=== RECORDS TO PROCESS ===
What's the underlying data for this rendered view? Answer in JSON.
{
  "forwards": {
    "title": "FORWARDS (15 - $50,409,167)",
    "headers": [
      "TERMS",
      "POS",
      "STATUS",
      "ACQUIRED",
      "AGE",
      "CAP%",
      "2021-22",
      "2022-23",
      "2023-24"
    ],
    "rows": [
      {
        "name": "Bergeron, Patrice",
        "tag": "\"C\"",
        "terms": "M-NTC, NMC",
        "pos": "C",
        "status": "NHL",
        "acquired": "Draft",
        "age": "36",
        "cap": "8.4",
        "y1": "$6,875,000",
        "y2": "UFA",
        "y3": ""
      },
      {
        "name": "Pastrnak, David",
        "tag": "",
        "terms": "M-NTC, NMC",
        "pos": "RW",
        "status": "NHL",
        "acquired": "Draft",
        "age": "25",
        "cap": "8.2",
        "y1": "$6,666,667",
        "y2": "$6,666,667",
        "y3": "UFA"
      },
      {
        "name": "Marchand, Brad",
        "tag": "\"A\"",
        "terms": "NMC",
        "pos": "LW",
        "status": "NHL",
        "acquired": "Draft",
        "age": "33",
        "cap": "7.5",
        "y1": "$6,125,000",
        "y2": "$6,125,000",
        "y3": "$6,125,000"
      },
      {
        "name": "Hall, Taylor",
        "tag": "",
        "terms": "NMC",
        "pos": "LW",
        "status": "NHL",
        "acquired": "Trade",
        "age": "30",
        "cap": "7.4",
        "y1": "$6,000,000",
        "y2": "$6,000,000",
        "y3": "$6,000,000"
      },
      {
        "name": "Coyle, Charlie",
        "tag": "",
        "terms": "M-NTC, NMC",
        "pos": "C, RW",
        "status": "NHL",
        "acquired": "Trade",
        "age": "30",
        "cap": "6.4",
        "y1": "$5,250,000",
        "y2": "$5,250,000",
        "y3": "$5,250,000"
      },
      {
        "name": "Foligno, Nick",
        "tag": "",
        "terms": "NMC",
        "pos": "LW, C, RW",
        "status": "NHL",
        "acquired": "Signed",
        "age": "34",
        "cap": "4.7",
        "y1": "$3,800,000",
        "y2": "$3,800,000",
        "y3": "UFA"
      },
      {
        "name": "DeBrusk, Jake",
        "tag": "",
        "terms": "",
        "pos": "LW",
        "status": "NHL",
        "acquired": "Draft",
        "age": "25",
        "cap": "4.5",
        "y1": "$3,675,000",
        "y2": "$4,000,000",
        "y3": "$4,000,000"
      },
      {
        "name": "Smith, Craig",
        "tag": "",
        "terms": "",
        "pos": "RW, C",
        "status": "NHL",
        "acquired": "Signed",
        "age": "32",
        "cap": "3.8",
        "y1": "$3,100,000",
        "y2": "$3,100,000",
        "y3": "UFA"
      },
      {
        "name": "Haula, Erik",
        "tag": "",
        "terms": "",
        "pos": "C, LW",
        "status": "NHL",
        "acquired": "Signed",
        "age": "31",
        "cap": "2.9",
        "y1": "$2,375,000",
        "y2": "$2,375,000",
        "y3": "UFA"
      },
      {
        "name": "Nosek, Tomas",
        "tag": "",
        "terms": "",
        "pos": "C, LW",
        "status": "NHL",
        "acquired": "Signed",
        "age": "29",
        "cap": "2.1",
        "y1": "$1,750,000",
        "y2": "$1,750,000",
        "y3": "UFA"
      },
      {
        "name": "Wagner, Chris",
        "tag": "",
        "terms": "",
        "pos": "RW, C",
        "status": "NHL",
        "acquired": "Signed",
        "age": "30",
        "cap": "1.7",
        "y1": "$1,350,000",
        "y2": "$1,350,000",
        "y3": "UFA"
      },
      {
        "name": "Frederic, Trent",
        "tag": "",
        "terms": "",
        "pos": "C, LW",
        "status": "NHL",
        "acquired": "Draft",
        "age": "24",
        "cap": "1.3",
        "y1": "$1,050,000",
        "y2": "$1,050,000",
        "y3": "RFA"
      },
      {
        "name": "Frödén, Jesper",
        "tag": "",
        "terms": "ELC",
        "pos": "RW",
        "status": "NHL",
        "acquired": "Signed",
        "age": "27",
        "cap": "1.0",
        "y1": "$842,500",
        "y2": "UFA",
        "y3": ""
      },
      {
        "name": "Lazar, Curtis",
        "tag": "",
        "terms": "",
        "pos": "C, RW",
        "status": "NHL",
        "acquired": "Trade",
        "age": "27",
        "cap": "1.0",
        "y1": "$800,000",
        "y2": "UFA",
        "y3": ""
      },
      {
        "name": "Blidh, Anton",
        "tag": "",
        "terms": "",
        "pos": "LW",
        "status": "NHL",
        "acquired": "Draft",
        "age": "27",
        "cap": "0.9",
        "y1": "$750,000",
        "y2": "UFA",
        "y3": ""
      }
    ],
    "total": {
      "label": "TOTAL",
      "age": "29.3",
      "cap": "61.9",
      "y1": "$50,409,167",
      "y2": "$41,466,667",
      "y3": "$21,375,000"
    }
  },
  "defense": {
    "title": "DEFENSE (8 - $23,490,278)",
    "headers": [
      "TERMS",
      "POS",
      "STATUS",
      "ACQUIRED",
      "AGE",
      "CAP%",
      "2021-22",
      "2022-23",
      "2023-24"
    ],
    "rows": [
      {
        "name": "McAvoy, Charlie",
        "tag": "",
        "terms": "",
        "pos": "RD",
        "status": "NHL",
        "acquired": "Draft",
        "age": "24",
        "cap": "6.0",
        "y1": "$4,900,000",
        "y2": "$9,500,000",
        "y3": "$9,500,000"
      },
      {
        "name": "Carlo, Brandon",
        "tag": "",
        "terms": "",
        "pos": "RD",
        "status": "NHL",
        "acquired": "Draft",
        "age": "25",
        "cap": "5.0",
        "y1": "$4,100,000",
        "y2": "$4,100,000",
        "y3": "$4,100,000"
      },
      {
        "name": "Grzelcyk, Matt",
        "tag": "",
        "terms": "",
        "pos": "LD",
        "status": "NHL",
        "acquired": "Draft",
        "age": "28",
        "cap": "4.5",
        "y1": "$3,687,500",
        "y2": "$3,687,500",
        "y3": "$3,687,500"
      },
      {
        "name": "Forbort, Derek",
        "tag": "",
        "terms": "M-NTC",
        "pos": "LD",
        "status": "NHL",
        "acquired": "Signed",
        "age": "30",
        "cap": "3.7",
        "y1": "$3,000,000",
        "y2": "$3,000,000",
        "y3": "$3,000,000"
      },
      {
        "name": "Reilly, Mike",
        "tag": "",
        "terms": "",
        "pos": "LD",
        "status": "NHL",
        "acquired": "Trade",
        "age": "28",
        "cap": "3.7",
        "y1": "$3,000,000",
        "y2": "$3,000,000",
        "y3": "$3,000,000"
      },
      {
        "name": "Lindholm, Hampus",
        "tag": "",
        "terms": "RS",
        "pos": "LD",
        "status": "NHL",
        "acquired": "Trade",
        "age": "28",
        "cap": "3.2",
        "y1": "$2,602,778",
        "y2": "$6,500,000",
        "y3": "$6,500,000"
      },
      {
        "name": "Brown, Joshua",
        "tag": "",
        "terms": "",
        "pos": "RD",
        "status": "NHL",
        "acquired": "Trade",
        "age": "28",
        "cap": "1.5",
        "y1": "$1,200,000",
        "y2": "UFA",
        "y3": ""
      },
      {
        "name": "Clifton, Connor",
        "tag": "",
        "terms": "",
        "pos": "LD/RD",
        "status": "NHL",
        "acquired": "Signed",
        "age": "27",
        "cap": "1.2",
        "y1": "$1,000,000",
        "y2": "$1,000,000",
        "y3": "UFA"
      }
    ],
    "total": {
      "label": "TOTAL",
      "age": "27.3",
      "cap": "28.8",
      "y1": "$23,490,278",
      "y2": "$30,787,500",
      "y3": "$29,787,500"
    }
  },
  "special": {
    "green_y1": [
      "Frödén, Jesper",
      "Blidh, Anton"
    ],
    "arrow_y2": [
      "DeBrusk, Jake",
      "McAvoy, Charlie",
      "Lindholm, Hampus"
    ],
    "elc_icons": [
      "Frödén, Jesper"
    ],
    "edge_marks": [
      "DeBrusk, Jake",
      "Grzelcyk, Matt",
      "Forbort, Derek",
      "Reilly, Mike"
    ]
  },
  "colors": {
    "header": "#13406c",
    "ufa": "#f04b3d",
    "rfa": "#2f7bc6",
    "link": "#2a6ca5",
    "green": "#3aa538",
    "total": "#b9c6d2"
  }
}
===
[TASK GOAL]:
Where a line of the material above holds the string "McAvoy", copy that line.

[PROBLEM SOLUTION]:
        "name": "McAvoy, Charlie",
      "McAvoy, Charlie",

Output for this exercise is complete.